What to produce >> Print the records below word for word, but leave out the pictures.
— Start of Supplied material —
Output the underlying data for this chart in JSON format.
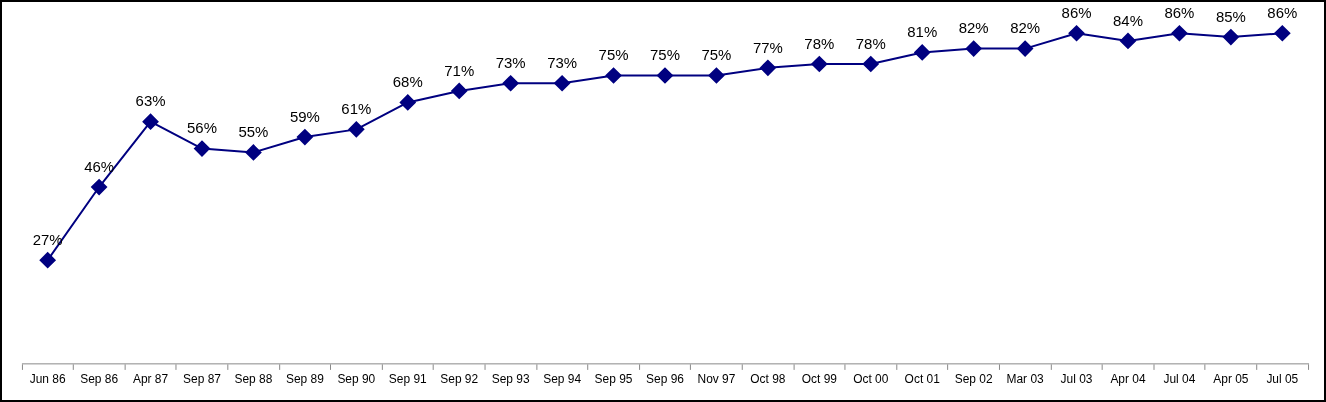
{
  "chart_data": {
    "type": "line",
    "categories": [
      "Jun 86",
      "Sep 86",
      "Apr 87",
      "Sep 87",
      "Sep 88",
      "Sep 89",
      "Sep 90",
      "Sep 91",
      "Sep 92",
      "Sep 93",
      "Sep 94",
      "Sep 95",
      "Sep 96",
      "Nov 97",
      "Oct 98",
      "Oct 99",
      "Oct 00",
      "Oct 01",
      "Sep 02",
      "Mar 03",
      "Jul 03",
      "Apr 04",
      "Jul 04",
      "Apr 05",
      "Jul 05"
    ],
    "values": [
      27,
      46,
      63,
      56,
      55,
      59,
      61,
      68,
      71,
      73,
      73,
      75,
      75,
      75,
      77,
      78,
      78,
      81,
      82,
      82,
      86,
      84,
      86,
      85,
      86
    ],
    "value_labels": [
      "27%",
      "46%",
      "63%",
      "56%",
      "55%",
      "59%",
      "61%",
      "68%",
      "71%",
      "73%",
      "73%",
      "75%",
      "75%",
      "75%",
      "77%",
      "78%",
      "78%",
      "81%",
      "82%",
      "82%",
      "86%",
      "84%",
      "86%",
      "85%",
      "86%"
    ],
    "color": "#000080",
    "marker": "diamond",
    "line_style": "solid",
    "tick_labels": "x",
    "grid": false,
    "legend": false
  }
}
— End of Supplied material —
The reply >>
Output the underlying data for this chart in JSON format.
{
  "chart_data": {
    "type": "line",
    "categories": [
      "Jun 86",
      "Sep 86",
      "Apr 87",
      "Sep 87",
      "Sep 88",
      "Sep 89",
      "Sep 90",
      "Sep 91",
      "Sep 92",
      "Sep 93",
      "Sep 94",
      "Sep 95",
      "Sep 96",
      "Nov 97",
      "Oct 98",
      "Oct 99",
      "Oct 00",
      "Oct 01",
      "Sep 02",
      "Mar 03",
      "Jul 03",
      "Apr 04",
      "Jul 04",
      "Apr 05",
      "Jul 05"
    ],
    "values": [
      27,
      46,
      63,
      56,
      55,
      59,
      61,
      68,
      71,
      73,
      73,
      75,
      75,
      75,
      77,
      78,
      78,
      81,
      82,
      82,
      86,
      84,
      86,
      85,
      86
    ],
    "value_labels": [
      "27%",
      "46%",
      "63%",
      "56%",
      "55%",
      "59%",
      "61%",
      "68%",
      "71%",
      "73%",
      "73%",
      "75%",
      "75%",
      "75%",
      "77%",
      "78%",
      "78%",
      "81%",
      "82%",
      "82%",
      "86%",
      "84%",
      "86%",
      "85%",
      "86%"
    ],
    "color": "#000080",
    "marker": "diamond",
    "line_style": "solid",
    "tick_labels": "x",
    "grid": false,
    "legend": false
  }
}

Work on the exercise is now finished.